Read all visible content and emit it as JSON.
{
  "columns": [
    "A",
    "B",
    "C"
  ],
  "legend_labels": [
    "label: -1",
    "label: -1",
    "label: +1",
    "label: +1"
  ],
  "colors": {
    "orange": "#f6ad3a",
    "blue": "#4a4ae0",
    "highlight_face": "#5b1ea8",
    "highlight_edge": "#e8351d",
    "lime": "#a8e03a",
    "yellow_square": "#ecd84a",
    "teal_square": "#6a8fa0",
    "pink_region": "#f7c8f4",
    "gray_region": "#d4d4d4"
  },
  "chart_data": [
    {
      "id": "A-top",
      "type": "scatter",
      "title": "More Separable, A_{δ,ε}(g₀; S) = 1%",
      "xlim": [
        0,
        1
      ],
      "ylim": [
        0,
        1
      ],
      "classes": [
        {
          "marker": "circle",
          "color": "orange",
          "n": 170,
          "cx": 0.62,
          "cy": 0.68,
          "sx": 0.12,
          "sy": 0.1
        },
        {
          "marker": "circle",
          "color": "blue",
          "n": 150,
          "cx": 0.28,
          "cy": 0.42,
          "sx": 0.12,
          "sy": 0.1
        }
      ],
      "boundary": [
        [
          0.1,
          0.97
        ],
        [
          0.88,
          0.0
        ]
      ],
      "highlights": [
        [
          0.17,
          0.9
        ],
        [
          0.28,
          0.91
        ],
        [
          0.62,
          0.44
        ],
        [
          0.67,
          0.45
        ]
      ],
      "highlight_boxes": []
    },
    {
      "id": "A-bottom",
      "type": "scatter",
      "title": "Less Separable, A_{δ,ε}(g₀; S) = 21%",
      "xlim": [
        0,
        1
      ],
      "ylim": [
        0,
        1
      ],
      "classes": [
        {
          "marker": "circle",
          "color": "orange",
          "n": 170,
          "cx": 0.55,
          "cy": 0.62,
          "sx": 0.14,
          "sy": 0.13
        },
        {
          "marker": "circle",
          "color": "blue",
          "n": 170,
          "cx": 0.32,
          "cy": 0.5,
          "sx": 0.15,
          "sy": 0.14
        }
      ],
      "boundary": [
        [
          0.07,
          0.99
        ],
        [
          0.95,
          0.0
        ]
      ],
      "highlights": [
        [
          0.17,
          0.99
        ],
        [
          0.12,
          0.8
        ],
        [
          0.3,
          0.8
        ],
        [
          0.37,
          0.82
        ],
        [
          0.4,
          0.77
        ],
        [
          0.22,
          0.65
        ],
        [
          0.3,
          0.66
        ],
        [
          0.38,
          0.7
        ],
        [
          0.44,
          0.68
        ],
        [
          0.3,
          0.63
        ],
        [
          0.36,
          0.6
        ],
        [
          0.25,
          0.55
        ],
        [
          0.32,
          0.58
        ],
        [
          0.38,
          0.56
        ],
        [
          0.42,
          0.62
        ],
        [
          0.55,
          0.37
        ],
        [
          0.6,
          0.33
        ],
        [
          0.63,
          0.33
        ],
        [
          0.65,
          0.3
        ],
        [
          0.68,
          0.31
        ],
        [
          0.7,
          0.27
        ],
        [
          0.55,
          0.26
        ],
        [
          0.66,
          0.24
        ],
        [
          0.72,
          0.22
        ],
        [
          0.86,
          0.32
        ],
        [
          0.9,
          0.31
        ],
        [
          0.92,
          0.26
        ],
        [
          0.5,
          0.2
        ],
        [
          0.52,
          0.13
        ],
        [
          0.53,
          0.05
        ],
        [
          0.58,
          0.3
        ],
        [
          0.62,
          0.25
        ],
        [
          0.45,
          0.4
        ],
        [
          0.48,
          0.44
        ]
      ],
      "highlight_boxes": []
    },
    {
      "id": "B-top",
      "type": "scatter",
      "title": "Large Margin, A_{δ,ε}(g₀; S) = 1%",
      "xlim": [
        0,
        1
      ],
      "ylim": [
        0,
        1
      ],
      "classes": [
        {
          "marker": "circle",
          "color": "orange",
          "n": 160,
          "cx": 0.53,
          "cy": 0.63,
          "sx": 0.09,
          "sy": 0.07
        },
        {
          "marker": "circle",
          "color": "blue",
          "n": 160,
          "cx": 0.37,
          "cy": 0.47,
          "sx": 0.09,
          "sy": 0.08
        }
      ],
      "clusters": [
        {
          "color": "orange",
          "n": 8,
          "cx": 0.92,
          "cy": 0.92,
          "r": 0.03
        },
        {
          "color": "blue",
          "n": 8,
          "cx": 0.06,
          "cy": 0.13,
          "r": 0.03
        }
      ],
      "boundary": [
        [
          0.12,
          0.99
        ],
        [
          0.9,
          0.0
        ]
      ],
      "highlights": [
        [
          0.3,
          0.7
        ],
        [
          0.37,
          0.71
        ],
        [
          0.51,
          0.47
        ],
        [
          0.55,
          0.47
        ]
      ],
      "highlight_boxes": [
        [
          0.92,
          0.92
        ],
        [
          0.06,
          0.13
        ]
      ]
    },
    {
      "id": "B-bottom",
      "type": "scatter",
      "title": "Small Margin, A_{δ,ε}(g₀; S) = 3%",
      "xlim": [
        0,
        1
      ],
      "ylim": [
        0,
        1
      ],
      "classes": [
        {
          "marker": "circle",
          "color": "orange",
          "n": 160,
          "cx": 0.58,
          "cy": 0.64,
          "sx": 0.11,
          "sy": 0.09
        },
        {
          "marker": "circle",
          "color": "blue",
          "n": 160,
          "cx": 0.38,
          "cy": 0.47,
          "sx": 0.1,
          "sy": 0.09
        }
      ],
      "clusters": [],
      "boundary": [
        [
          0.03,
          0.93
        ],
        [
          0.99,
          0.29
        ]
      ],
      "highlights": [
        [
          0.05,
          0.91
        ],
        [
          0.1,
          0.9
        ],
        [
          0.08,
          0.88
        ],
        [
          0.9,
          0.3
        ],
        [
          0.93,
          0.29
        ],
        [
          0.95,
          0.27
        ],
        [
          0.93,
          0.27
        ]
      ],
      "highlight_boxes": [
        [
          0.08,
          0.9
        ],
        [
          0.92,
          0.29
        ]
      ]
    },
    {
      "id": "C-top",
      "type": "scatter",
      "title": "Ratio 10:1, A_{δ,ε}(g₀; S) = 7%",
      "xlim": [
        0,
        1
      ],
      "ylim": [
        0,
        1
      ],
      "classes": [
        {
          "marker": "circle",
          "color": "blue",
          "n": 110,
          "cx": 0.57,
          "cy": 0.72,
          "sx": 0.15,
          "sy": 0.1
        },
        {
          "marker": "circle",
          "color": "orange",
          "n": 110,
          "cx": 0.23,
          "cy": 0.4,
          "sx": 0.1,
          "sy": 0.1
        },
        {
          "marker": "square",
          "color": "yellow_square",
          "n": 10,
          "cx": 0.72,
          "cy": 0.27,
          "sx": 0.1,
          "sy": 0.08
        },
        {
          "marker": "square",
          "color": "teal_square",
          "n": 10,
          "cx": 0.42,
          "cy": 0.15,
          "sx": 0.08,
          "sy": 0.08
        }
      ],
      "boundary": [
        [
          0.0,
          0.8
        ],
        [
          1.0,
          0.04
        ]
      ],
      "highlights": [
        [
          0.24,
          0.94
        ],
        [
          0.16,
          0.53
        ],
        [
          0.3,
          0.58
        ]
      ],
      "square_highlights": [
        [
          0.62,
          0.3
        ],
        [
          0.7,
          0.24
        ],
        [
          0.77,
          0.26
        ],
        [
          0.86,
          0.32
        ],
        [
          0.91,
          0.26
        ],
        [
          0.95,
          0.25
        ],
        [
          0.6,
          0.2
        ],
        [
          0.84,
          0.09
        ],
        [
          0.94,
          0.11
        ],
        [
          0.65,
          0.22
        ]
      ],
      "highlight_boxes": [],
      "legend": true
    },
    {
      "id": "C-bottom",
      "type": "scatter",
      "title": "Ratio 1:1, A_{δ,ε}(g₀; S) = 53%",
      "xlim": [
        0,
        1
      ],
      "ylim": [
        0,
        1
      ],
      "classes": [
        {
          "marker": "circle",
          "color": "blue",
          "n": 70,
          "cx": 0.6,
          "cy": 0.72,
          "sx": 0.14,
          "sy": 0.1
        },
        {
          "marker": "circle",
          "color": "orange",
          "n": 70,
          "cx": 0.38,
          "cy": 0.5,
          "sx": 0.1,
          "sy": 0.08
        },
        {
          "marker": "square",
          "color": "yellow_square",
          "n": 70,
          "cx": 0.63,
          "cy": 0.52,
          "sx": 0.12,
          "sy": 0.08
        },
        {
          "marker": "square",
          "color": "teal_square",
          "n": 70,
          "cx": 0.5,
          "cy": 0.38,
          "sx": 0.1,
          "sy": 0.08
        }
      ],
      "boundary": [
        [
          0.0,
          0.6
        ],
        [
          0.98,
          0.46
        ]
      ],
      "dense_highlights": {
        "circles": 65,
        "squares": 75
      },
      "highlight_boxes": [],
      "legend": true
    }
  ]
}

---

Exercise objective:
Find each line with the string "Ratio" and copy it out.

Output below:
      "title": "Ratio 10:1, A_{δ,ε}(g₀; S) = 7%",
      "title": "Ratio 1:1, A_{δ,ε}(g₀; S) = 53%",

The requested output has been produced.